> _YOUR TASK_: Print the entries between the lines holding "y2-tick-label: -1 [1151, 256, 1166, 270]" and "Identify all the", inclusive, reproducing each line unchanged.

▬▬▬

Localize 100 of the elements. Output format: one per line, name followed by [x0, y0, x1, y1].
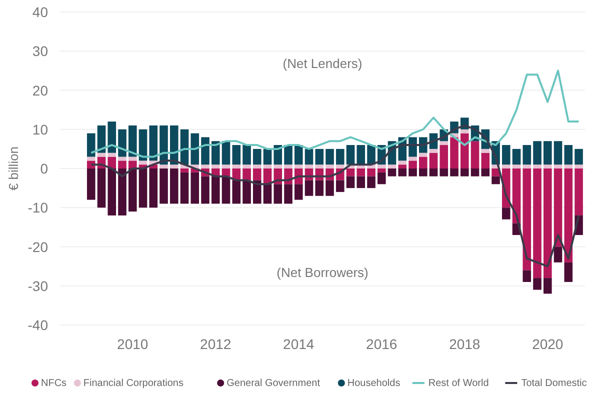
bar: [222, 164, 230, 168]
bar: [118, 156, 126, 161]
bar: [274, 164, 282, 168]
x-tick-label: 2020: [532, 336, 564, 352]
bar: [429, 148, 438, 153]
y-tick-label: 10: [32, 121, 48, 138]
bar: [367, 168, 376, 176]
bar: [564, 168, 573, 262]
bar: [512, 164, 521, 168]
bar: [242, 180, 251, 204]
bar: [450, 137, 458, 168]
bar: [574, 168, 583, 216]
bar: [263, 164, 272, 168]
bar: [440, 141, 448, 146]
bar: [377, 168, 386, 172]
bar: [263, 184, 272, 204]
x-tick-label: 2016: [366, 336, 398, 352]
bar: [232, 180, 241, 204]
bar: [356, 168, 366, 176]
bar: [533, 141, 542, 165]
bar: [460, 129, 469, 134]
annotation: (Net Borrowers): [276, 265, 368, 280]
bar: [294, 145, 303, 165]
bar: [502, 164, 510, 168]
bar: [522, 145, 532, 165]
bar: [211, 141, 220, 165]
y-tick-label: 30: [32, 43, 48, 60]
bar: [242, 164, 251, 168]
bar: [356, 176, 366, 188]
x-tick-label: 2014: [283, 336, 314, 352]
bar: [564, 164, 573, 168]
bar: [388, 164, 396, 168]
legend-label: Financial Corporations: [83, 378, 184, 389]
y-tick-label: 20: [32, 82, 48, 98]
bar: [190, 133, 200, 165]
bar: [128, 168, 137, 212]
bar: [190, 172, 200, 204]
y-tick-label: -40: [28, 317, 48, 333]
bar: [522, 168, 532, 270]
bar: [554, 164, 562, 168]
line-series: [90, 124, 580, 268]
bar: [160, 164, 168, 168]
bar: [502, 208, 510, 220]
bar: [252, 148, 262, 165]
bar: [326, 164, 334, 168]
bar: [118, 168, 126, 216]
bar: [149, 125, 158, 161]
y-tick-label: -10: [28, 200, 48, 216]
bar: [418, 152, 428, 157]
bar: [512, 148, 521, 165]
bar: [284, 184, 292, 204]
bar: [274, 184, 282, 204]
bar: [304, 164, 314, 168]
bar: [481, 148, 490, 153]
bar: [128, 156, 137, 161]
bar: [160, 168, 168, 204]
annotation: (Net Lenders): [282, 56, 362, 71]
bar: [377, 164, 386, 168]
bar: [284, 145, 292, 165]
bar: [522, 270, 532, 282]
bar: [554, 246, 562, 262]
y-tick-label: 0: [40, 160, 48, 176]
bar: [544, 168, 552, 278]
bar: [492, 176, 500, 184]
bar: [481, 152, 490, 168]
bar: [544, 164, 552, 168]
x-tick-label: 2012: [200, 336, 232, 352]
bar: [418, 156, 428, 168]
legend-label: Total Domestic: [521, 378, 587, 389]
bar: [284, 164, 292, 168]
bar: [336, 180, 344, 192]
bar: [574, 164, 583, 168]
bar: [232, 164, 241, 168]
bar: [294, 164, 303, 168]
bar: [356, 145, 366, 165]
bar: [346, 145, 355, 165]
bar: [97, 168, 106, 208]
bar: [242, 168, 251, 180]
bar: [108, 122, 116, 153]
bar: [326, 180, 334, 196]
bar: [304, 180, 314, 196]
bar: [398, 164, 407, 168]
bar: [252, 168, 262, 180]
bar: [502, 145, 510, 165]
bar: [554, 141, 562, 165]
bar: [533, 168, 542, 278]
bar: [315, 148, 324, 165]
bar: [86, 168, 96, 200]
bar: [128, 125, 137, 157]
bar: [138, 168, 148, 208]
bar: [388, 168, 396, 176]
y-tick-label: 40: [32, 4, 48, 20]
bar: [533, 164, 542, 168]
bar: [377, 172, 386, 184]
bar: [118, 129, 126, 157]
bar: [564, 262, 573, 282]
bar: [170, 168, 178, 204]
x-tick-label: 2018: [449, 336, 480, 352]
legend-label: Households: [347, 378, 400, 389]
bar: [86, 156, 96, 161]
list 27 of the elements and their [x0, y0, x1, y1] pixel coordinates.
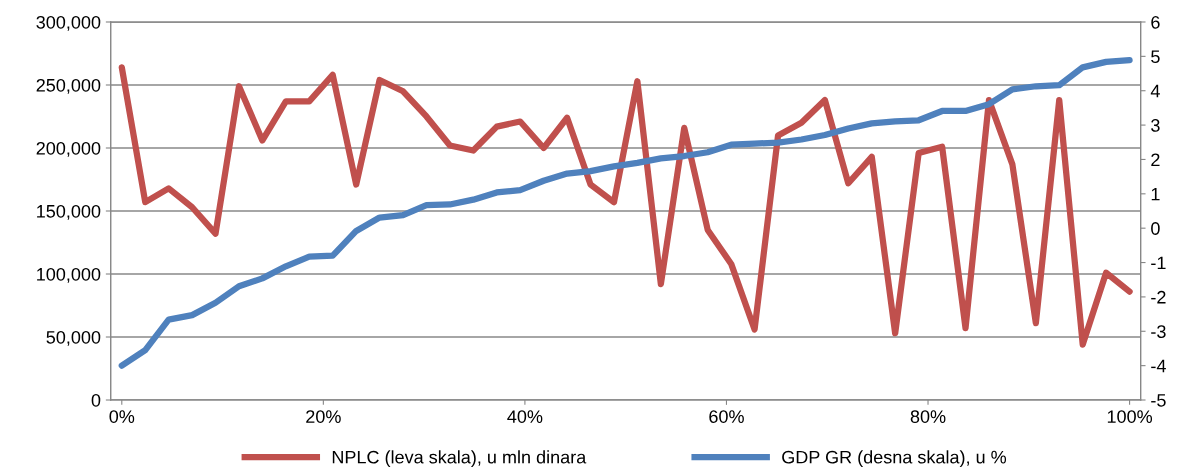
y2-tick-label: -1 [1151, 256, 1166, 270]
y2-tick-label: -4 [1151, 359, 1166, 373]
x-tick-label: 100% [1107, 410, 1153, 423]
y2-tick-label: 5 [1151, 50, 1160, 64]
x-tick-label: 20% [306, 410, 341, 423]
y-tick-label: 250,000 [36, 78, 101, 94]
x-tick-label: 60% [709, 410, 744, 423]
x-tick-label: 40% [507, 410, 543, 423]
x-tick-label: 0% [109, 410, 135, 423]
y2-tick-label: -5 [1151, 394, 1166, 407]
x-tick-label: 80% [910, 410, 946, 423]
y2-tick-label: -2 [1151, 290, 1166, 304]
legend-label: GDP GR (desna skala), u % [782, 450, 1007, 468]
y2-tick-label: 1 [1151, 187, 1160, 201]
y-tick-label: 200,000 [36, 141, 101, 157]
y-tick-label: 150,000 [37, 204, 101, 220]
y2-tick-label: -3 [1151, 325, 1166, 338]
y2-tick-label: 6 [1151, 15, 1160, 29]
y-tick-label: 100,000 [37, 267, 101, 283]
y-tick-label: 50,000 [46, 330, 101, 346]
y-tick-label: 0 [91, 393, 101, 407]
y-tick-label: 300,000 [36, 15, 101, 31]
y2-tick-label: 3 [1151, 119, 1160, 132]
legend-label: NPLC (leva skala), u mln dinara [332, 450, 587, 468]
y2-tick-label: 0 [1151, 222, 1160, 235]
y2-tick-label: 2 [1151, 153, 1160, 166]
y2-tick-label: 4 [1150, 84, 1160, 98]
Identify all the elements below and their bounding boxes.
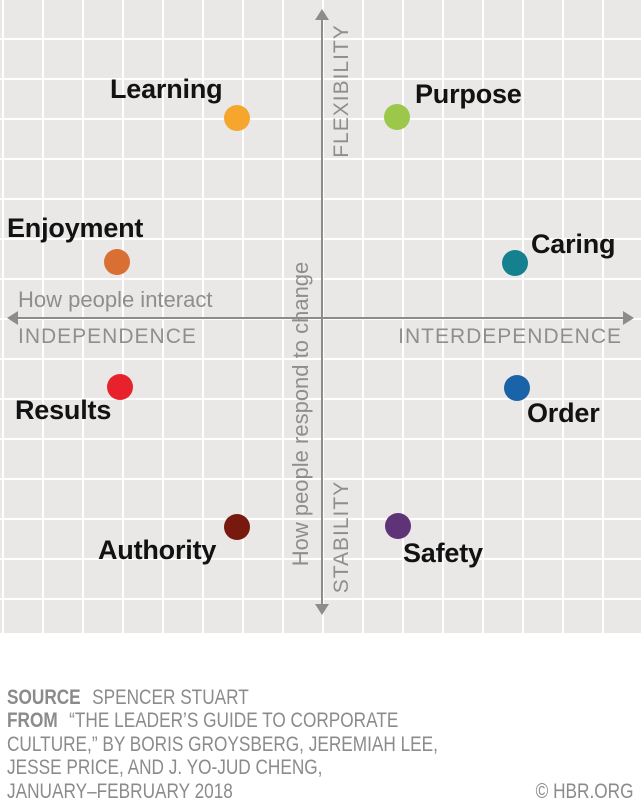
arrow-down-icon bbox=[315, 604, 329, 615]
y-axis-caption: How people respond to change bbox=[288, 261, 313, 567]
from-label: FROM bbox=[7, 709, 58, 733]
from-text-1: “THE LEADER’S GUIDE TO CORPORATE bbox=[69, 709, 399, 733]
source-footer: SOURCE SPENCER STUART FROM “THE LEADER’S G… bbox=[0, 633, 641, 803]
point-dot-purpose bbox=[384, 104, 410, 130]
point-label-results: Results bbox=[15, 395, 112, 425]
point-dot-order bbox=[504, 375, 530, 401]
arrow-up-icon bbox=[315, 9, 329, 20]
arrow-left-icon bbox=[7, 311, 18, 325]
footer-date: JANUARY–FEBRUARY 2018 bbox=[7, 779, 233, 803]
footer-source-line: SOURCE SPENCER STUART bbox=[7, 686, 527, 709]
point-label-safety: Safety bbox=[403, 538, 483, 568]
point-label-authority: Authority bbox=[98, 535, 217, 565]
footer-from-line-4: JANUARY–FEBRUARY 2018 © HBR.ORG bbox=[7, 780, 641, 803]
hbr-credit: © HBR.ORG bbox=[535, 779, 634, 803]
y-axis-positive-label: FLEXIBILITY bbox=[330, 24, 353, 158]
footer-from-line-2: CULTURE,” BY BORIS GROYSBERG, JEREMIAH L… bbox=[7, 732, 438, 756]
point-dot-authority bbox=[224, 514, 250, 540]
point-label-purpose: Purpose bbox=[415, 79, 522, 109]
point-dot-results bbox=[107, 374, 133, 400]
source-value: SPENCER STUART bbox=[92, 686, 249, 709]
horizontal-axis-line bbox=[14, 317, 626, 319]
footer-from-line-3: JESSE PRICE, AND J. YO-JUD CHENG, bbox=[7, 756, 323, 780]
point-label-caring: Caring bbox=[531, 229, 616, 259]
y-axis-negative-label: STABILITY bbox=[330, 480, 353, 594]
point-dot-enjoyment bbox=[104, 249, 130, 275]
x-axis-positive-label: INTERDEPENDENCE bbox=[398, 325, 622, 348]
quadrant-plot-area: FLEXIBILITY STABILITY How people respond… bbox=[0, 0, 641, 633]
point-label-learning: Learning bbox=[110, 74, 223, 104]
footer-from-line-1: FROM “THE LEADER’S GUIDE TO CORPORATE bbox=[7, 709, 527, 732]
x-axis-negative-label: INDEPENDENCE bbox=[18, 325, 197, 348]
vertical-axis-line bbox=[321, 16, 323, 608]
point-dot-safety bbox=[385, 513, 411, 539]
point-dot-caring bbox=[502, 250, 528, 276]
source-label: SOURCE bbox=[7, 686, 81, 709]
point-dot-learning bbox=[224, 105, 250, 131]
x-axis-caption: How people interact bbox=[18, 287, 213, 312]
point-label-order: Order bbox=[527, 398, 600, 428]
point-label-enjoyment: Enjoyment bbox=[7, 213, 144, 243]
arrow-right-icon bbox=[623, 311, 634, 325]
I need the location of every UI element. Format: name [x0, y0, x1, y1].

▬▬▬

> _SOLUTION_:
y2-tick-label: -1 [1151, 256, 1166, 270]
y2-tick-label: -4 [1151, 359, 1166, 373]
x-tick-label: 100% [1107, 410, 1153, 423]
y2-tick-label: 5 [1151, 50, 1160, 64]
x-tick-label: 20% [306, 410, 341, 423]
y-tick-label: 250,000 [36, 78, 101, 94]
x-tick-label: 60% [709, 410, 744, 423]
x-tick-label: 40% [507, 410, 543, 423]
x-tick-label: 0% [109, 410, 135, 423]
y2-tick-label: -5 [1151, 394, 1166, 407]
x-tick-label: 80% [910, 410, 946, 423]
y2-tick-label: -2 [1151, 290, 1166, 304]
legend-label: GDP GR (desna skala), u % [782, 450, 1007, 468]
y2-tick-label: 1 [1151, 187, 1160, 201]
y-tick-label: 200,000 [36, 141, 101, 157]
y-tick-label: 150,000 [37, 204, 101, 220]
y2-tick-label: -3 [1151, 325, 1166, 338]
y2-tick-label: 6 [1151, 15, 1160, 29]
y-tick-label: 100,000 [37, 267, 101, 283]
y-tick-label: 50,000 [46, 330, 101, 346]
y-tick-label: 0 [91, 393, 101, 407]
y-tick-label: 300,000 [36, 15, 101, 31]
y2-tick-label: 3 [1151, 119, 1160, 132]
legend-label: NPLC (leva skala), u mln dinara [332, 450, 587, 468]
y2-tick-label: 0 [1151, 222, 1160, 235]
y2-tick-label: 2 [1151, 153, 1160, 166]
y2-tick-label: 4 [1150, 84, 1160, 98]
Identify all the elements below and their bounding boxes.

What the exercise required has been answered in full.